> [Written problem]: Count every line of the listing where the string "stages" occurs, and reply with the count alone.

_ _ _

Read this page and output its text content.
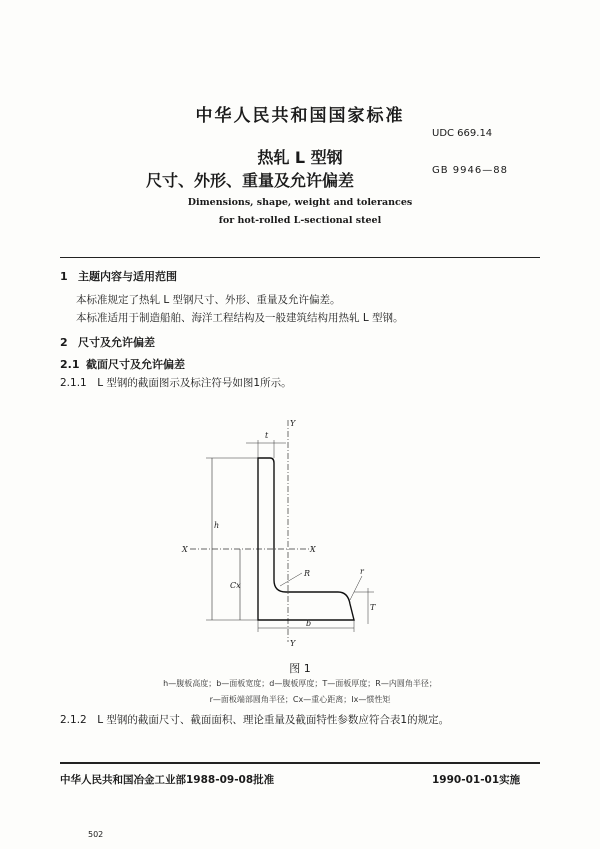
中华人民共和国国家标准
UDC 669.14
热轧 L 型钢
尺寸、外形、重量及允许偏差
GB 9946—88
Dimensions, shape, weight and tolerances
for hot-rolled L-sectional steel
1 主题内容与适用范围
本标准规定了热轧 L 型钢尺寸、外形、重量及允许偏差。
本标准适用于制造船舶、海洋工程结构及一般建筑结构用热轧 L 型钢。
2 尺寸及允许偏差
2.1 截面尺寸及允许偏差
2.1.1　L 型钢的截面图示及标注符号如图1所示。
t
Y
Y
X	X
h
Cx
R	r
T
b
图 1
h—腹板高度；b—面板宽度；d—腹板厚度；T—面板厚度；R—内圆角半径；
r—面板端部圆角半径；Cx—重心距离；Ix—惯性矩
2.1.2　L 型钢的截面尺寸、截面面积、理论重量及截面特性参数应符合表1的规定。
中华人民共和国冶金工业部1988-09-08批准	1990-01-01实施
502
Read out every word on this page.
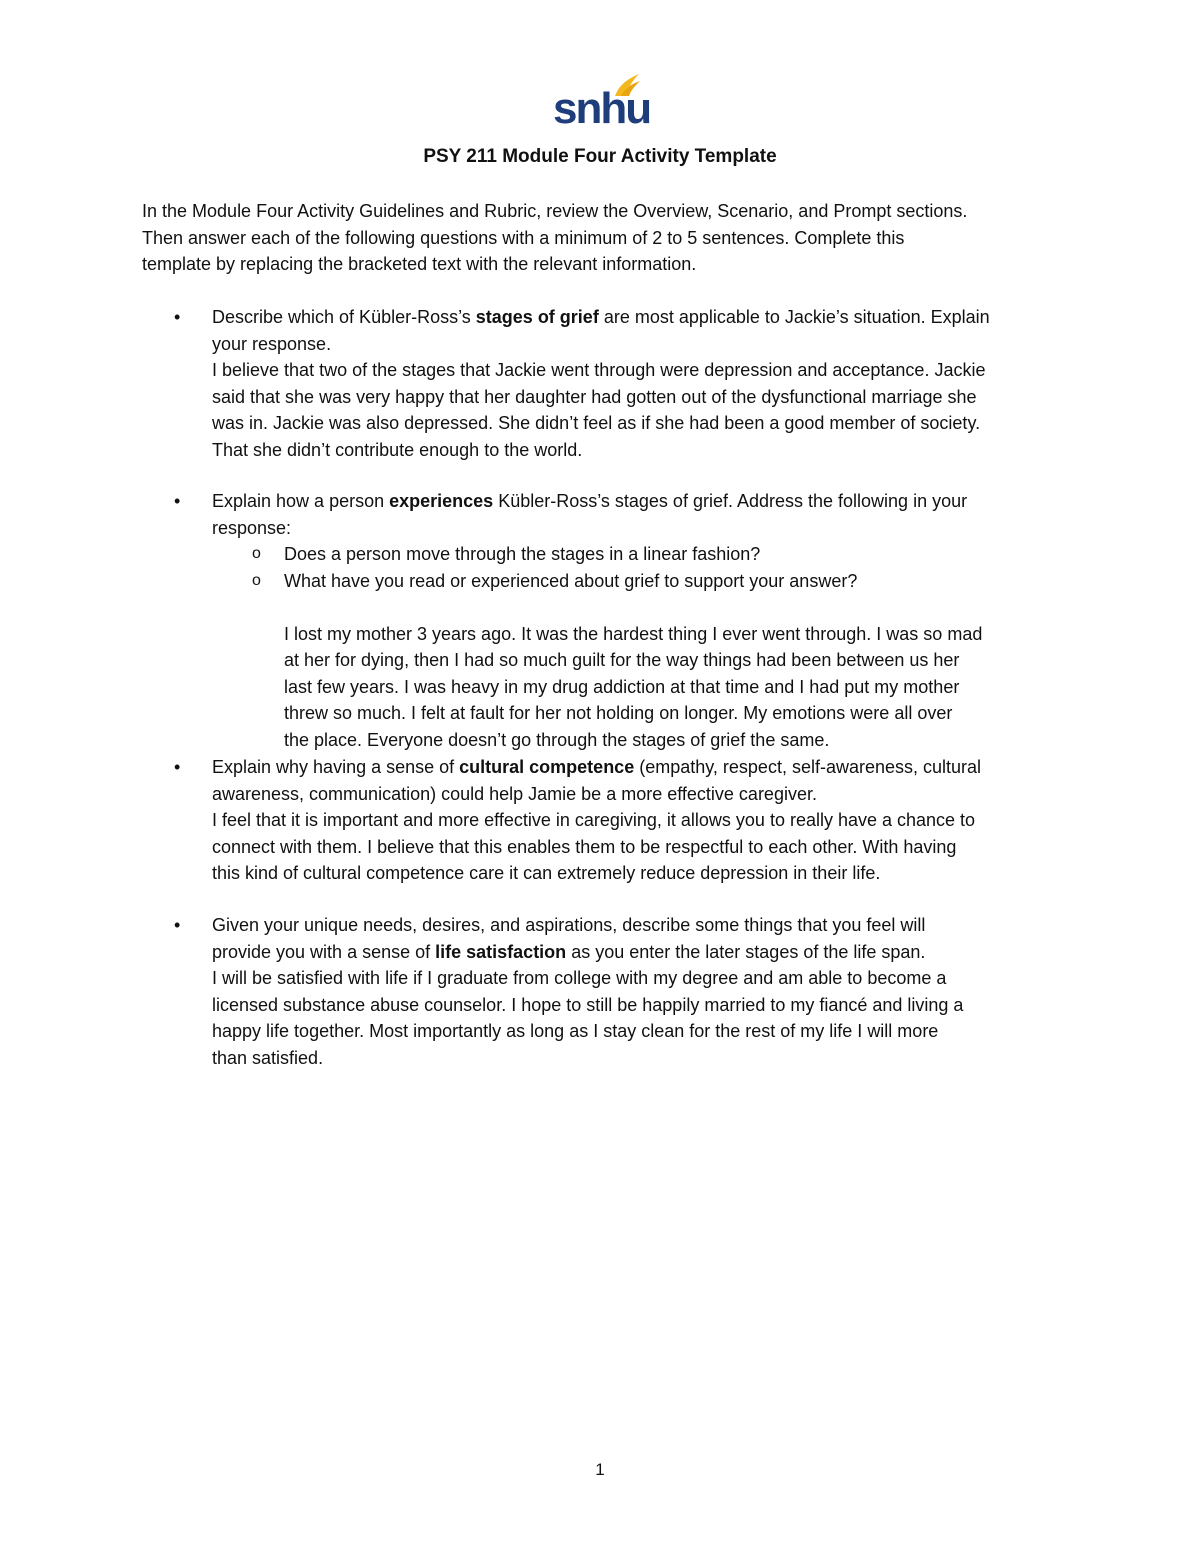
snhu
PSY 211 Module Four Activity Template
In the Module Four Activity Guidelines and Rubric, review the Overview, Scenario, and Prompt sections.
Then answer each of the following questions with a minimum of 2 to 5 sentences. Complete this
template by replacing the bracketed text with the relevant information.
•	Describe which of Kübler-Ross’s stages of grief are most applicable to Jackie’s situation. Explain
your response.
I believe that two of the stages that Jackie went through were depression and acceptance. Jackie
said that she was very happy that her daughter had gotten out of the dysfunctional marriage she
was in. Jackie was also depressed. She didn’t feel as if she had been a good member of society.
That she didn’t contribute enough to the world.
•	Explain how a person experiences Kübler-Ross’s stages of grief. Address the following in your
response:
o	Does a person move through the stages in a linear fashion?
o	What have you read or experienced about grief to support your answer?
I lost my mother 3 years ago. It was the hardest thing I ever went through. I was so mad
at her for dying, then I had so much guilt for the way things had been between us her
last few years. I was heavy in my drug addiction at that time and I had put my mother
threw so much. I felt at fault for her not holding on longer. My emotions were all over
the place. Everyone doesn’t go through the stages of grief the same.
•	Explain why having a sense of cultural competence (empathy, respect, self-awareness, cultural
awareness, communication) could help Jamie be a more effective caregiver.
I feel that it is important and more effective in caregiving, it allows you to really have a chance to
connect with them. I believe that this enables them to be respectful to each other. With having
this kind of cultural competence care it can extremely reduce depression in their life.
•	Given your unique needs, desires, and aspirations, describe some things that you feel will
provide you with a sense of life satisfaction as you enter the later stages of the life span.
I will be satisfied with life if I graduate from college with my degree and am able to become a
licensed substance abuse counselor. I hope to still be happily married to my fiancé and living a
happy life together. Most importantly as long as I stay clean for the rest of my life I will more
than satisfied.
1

_ _ _

> [Reply]: 6